> _Source records_:
---*---
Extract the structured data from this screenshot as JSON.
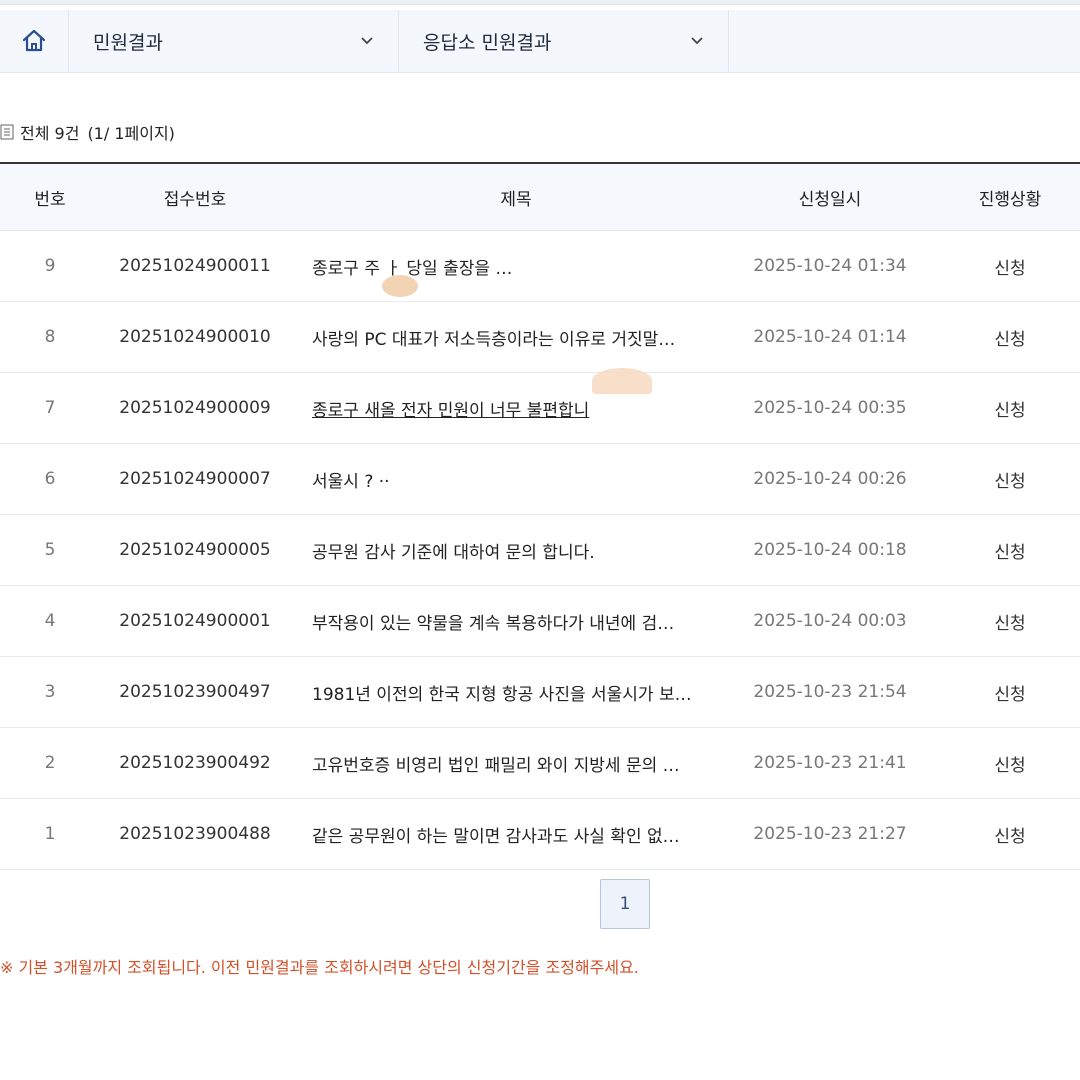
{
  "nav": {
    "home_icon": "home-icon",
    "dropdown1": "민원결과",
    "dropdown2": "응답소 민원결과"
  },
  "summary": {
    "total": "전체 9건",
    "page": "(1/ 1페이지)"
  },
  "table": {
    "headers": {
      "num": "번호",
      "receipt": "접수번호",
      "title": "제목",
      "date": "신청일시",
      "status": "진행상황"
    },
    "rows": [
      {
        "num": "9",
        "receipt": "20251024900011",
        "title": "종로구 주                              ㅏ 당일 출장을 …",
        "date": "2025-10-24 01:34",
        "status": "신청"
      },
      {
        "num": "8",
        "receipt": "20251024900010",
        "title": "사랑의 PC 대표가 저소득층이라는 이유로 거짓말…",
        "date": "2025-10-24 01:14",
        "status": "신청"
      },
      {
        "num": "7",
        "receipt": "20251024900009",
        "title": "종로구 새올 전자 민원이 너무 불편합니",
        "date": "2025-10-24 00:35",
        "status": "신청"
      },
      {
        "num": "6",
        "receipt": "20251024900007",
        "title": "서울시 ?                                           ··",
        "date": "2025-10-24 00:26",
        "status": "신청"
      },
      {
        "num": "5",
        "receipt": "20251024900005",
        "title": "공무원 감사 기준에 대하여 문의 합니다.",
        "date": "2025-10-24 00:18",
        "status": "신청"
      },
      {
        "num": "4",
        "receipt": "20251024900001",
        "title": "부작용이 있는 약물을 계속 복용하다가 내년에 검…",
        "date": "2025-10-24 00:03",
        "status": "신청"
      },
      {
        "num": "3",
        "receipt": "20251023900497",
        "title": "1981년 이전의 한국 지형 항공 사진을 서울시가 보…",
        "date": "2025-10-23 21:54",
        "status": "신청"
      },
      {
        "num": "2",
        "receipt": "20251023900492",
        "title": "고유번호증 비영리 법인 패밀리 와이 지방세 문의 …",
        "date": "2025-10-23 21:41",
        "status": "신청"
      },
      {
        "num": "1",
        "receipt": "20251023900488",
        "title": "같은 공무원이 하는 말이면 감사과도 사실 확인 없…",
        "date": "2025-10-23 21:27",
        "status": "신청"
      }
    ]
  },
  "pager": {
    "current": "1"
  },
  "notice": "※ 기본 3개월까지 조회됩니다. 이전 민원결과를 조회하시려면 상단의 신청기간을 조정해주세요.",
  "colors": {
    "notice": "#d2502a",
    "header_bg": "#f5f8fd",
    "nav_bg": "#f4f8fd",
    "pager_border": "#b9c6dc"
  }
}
---*---
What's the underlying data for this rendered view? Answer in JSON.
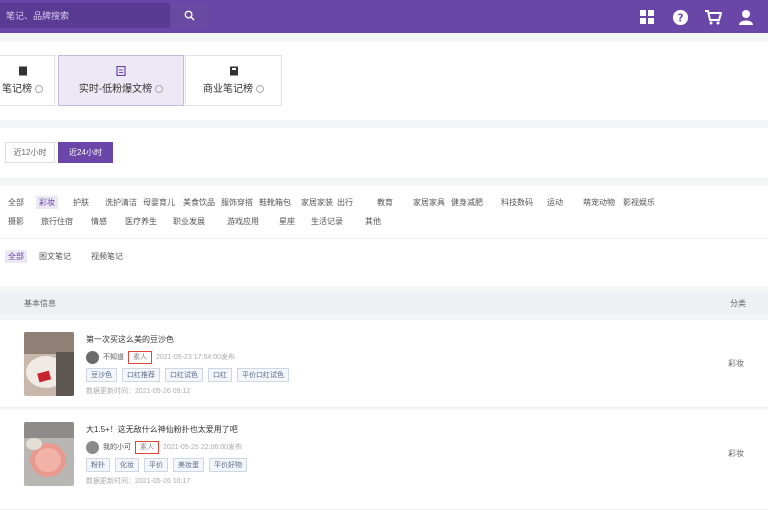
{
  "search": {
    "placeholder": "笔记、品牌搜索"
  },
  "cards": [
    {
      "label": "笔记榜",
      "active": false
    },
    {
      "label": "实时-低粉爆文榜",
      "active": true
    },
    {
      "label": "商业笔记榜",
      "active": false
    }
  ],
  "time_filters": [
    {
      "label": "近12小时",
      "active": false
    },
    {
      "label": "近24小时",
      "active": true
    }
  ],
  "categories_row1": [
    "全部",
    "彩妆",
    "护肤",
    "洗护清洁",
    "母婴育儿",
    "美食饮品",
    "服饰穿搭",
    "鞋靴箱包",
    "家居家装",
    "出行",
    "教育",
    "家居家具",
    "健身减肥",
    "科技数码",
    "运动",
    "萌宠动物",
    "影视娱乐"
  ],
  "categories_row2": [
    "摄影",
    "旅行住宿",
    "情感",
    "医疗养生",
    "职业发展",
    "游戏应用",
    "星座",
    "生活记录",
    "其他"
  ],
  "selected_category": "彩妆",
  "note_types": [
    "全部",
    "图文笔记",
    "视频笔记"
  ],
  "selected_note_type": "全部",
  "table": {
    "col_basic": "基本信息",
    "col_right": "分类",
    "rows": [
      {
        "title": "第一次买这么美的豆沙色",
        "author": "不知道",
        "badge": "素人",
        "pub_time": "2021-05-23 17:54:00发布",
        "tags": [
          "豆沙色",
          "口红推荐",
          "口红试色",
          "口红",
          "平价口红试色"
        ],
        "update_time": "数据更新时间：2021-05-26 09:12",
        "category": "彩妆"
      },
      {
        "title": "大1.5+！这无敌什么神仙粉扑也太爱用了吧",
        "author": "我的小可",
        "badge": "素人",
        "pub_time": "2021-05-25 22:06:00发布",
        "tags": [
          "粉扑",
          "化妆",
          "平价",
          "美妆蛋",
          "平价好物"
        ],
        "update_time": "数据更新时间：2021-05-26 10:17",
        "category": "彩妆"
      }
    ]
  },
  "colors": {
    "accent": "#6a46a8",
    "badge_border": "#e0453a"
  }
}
---*---
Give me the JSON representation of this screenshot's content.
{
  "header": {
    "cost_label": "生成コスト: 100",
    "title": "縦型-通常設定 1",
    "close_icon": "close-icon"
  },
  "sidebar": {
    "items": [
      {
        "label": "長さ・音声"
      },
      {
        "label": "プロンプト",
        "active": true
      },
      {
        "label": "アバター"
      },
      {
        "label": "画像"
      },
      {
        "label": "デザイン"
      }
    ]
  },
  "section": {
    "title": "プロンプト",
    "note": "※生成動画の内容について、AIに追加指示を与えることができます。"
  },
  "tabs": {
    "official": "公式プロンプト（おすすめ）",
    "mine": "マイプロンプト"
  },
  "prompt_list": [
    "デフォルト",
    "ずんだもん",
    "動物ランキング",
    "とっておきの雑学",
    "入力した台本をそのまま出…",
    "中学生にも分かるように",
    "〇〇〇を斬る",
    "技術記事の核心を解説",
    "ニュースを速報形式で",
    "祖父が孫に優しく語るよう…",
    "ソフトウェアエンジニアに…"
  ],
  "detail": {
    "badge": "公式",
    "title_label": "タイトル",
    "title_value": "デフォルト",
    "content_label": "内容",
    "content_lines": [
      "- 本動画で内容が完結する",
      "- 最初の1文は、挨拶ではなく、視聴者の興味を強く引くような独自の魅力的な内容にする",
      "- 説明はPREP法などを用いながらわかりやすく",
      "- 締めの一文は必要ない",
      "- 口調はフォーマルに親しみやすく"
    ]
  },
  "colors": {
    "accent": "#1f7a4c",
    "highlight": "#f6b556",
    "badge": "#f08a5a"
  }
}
---*---
Where does the word "data" appear in the listing? List each line that holds it.

Extract the structured data from this screenshot as JSON.
What's the underlying data for this rendered view? Answer in JSON.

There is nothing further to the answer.